Element position data:
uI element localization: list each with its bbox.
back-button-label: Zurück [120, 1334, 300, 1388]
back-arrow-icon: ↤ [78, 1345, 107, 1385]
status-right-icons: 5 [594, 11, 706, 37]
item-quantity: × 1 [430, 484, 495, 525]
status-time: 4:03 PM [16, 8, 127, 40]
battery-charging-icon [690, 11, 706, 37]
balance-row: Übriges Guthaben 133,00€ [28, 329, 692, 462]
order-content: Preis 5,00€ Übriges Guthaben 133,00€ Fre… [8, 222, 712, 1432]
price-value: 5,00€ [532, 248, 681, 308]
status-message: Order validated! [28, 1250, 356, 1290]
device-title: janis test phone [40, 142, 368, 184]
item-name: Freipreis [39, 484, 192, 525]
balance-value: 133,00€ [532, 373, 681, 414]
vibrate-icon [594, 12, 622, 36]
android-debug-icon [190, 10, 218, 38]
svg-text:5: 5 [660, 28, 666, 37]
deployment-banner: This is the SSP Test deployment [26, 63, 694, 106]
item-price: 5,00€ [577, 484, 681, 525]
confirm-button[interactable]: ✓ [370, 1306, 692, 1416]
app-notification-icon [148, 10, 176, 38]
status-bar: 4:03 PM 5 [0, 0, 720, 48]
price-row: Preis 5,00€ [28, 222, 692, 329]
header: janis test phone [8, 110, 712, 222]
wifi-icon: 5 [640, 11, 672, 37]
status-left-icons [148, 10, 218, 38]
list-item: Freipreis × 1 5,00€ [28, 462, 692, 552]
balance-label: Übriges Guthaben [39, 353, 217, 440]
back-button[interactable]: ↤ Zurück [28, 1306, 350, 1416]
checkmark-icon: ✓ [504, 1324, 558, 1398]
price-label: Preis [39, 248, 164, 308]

TASK STATEMENT:
Can you reproduce all the records with each "Übriges Guthaben" changed to "Verbleibendes Guthaben" and nothing else altered?

OUTPUT FOR THIS EXERCISE:
uI element localization: list each with its bbox.
back-button-label: Zurück [120, 1334, 300, 1388]
back-arrow-icon: ↤ [78, 1345, 107, 1385]
status-right-icons: 5 [594, 11, 706, 37]
item-quantity: × 1 [430, 484, 495, 525]
status-time: 4:03 PM [16, 8, 127, 40]
battery-charging-icon [690, 11, 706, 37]
balance-row: Verbleibendes Guthaben 133,00€ [28, 329, 692, 462]
order-content: Preis 5,00€ Verbleibendes Guthaben 133,00€ Fre… [8, 222, 712, 1432]
price-value: 5,00€ [532, 248, 681, 308]
status-message: Order validated! [28, 1250, 356, 1290]
device-title: janis test phone [40, 142, 368, 184]
item-name: Freipreis [39, 484, 192, 525]
balance-value: 133,00€ [532, 373, 681, 414]
vibrate-icon [594, 12, 622, 36]
android-debug-icon [190, 10, 218, 38]
svg-text:5: 5 [660, 28, 666, 37]
deployment-banner: This is the SSP Test deployment [26, 63, 694, 106]
item-price: 5,00€ [577, 484, 681, 525]
confirm-button[interactable]: ✓ [370, 1306, 692, 1416]
app-notification-icon [148, 10, 176, 38]
status-bar: 4:03 PM 5 [0, 0, 720, 48]
price-row: Preis 5,00€ [28, 222, 692, 329]
header: janis test phone [8, 110, 712, 222]
wifi-icon: 5 [640, 11, 672, 37]
status-left-icons [148, 10, 218, 38]
list-item: Freipreis × 1 5,00€ [28, 462, 692, 552]
balance-label: Verbleibendes Guthaben [39, 353, 217, 440]
back-button[interactable]: ↤ Zurück [28, 1306, 350, 1416]
checkmark-icon: ✓ [504, 1324, 558, 1398]
price-label: Preis [39, 248, 164, 308]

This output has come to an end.